▶ AIM OF THE TASK
Identify all lines in the listing that include the word "festzunehmen", and copy them out.
*****
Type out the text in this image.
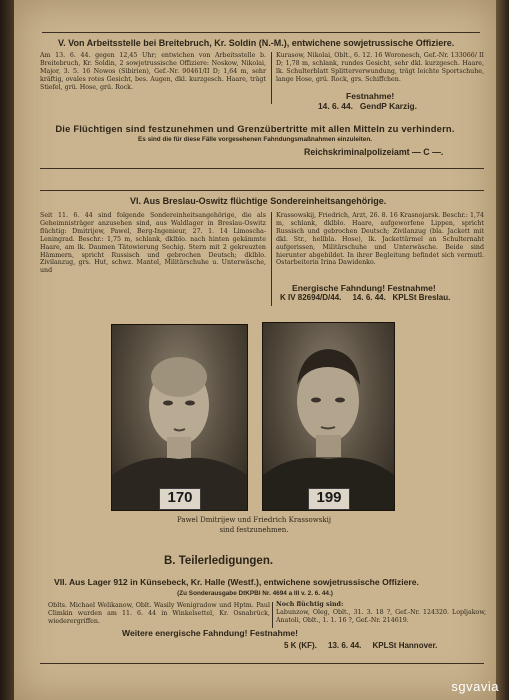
V. Von Arbeitsstelle bei Breitebruch, Kr. Soldin (N.-M.), entwichene sowjetrussische Offiziere.
Am 13. 6. 44. gegen 12,45 Uhr; entwichen von Arbeitsstelle b. Breitebruch, Kr. Soldin, 2 sowjetrussische Offiziere: Noskow, Nikolai, Major, 3. 5. 16 Nowos (Sibirien), Gef.-Nr. 90461/II D; 1,64 m, sehr kräftig, ovales rotes Gesicht, bes. Augen, dkl. kurzgesch. Haare, trägt Stiefel, grü. Hose, grü. Rock.
Kurasow, Nikolai, Oblt., 6. 12. 16 Woronesch, Gef.-Nr. 133066/ II D; 1,78 m, schlank, rundes Gesicht, sehr dkl. kurzgesch. Haare, lk. Schulterblatt Splitterverwundung, trägt leichte Sportschuhe, lange Hose, grü. Rock, grs. Schiffchen.
Festnahme!
14. 6. 44.   GendP Karzig.
Die Flüchtigen sind festzunehmen und Grenzübertritte mit allen Mitteln zu verhindern.
Es sind die für diese Fälle vorgesehenen Fahndungsmaßnahmen einzuleiten.
Reichskriminalpolizeiamt — C —.
VI. Aus Breslau-Oswitz flüchtige Sondereinheitsangehörige.
Seit 11. 6. 44 sind folgende Sondereinheitsangehörige, die als Geheimnisträger anzusehen sind, aus Waldlager in Breslau-Oswitz flüchtig: Dmitrijew, Pawel, Berg-Ingenieur, 27. 1. 14 Limoscha-Leningrad. Beschr.: 1,75 m, schlank, dklblo. nach hinten gekämmte Haare, am lk. Daumen Tätowierung Sechig. Stern mit 2 gekreuzten Hämmern, spricht Russisch und gebrochen Deutsch; dklblo. Zivilanzug, grs. Hut, schwz. Mantel, Militärschuhe u. Unterwäsche, und
Krassowskij, Friedrich, Arzt, 26. 8. 16 Krasnojarsk. Beschr.: 1,74 m, schlank, dklblo. Haare, aufgeworfene Lippen, spricht Russisch und gebrochen Deutsch; Zivilanzug (bla. Jackett mit dkl. Str., hellbla. Hose), lk. Jackettärmel an Schulternaht aufgerissen, Militärschuhe und Unterwäsche. Beide sind hierunter abgebildet. In ihrer Begleitung befindet sich vermutl. Ostarbeiterin Irina Dawidenko.
Energische Fahndung! Festnahme!
K IV 82694/D/44.     14. 6. 44.   KPLSt Breslau.
170	199
Pawel Dmitrijew und Friedrich Krassowskij
sind festzunehmen.
B. Teilerledigungen.
VII. Aus Lager 912 in Künsebeck, Kr. Halle (Westf.), entwichene sowjetrussische Offiziere.
(Zu Sonderausgabe DtKPBl Nr. 4694 a III v. 2. 6. 44.)
Oblts. Michael Welikanow, Oblt. Wasily Wenigradow und Hptm. Paul Climkin wurden am 11. 6. 44 in Winkelsettel, Kr. Osnabrück, wiederergriffen.
Noch flüchtig sind:
Labunzow, Oleg, Oblt., 31. 3. 18 ?, Gef.-Nr. 124320. Lopljakow, Anatoli, Oblt., 1. 1. 16 ?, Gef.-Nr. 214619.
Weitere energische Fahndung! Festnahme!
5 K (KF).     13. 6. 44.     KPLSt Hannover.
sgvavia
*****
▶ OUTPUT FOR THIS EXERCISE
Die Flüchtigen sind festzunehmen und Grenzübertritte mit allen Mitteln zu verhindern.
sind festzunehmen.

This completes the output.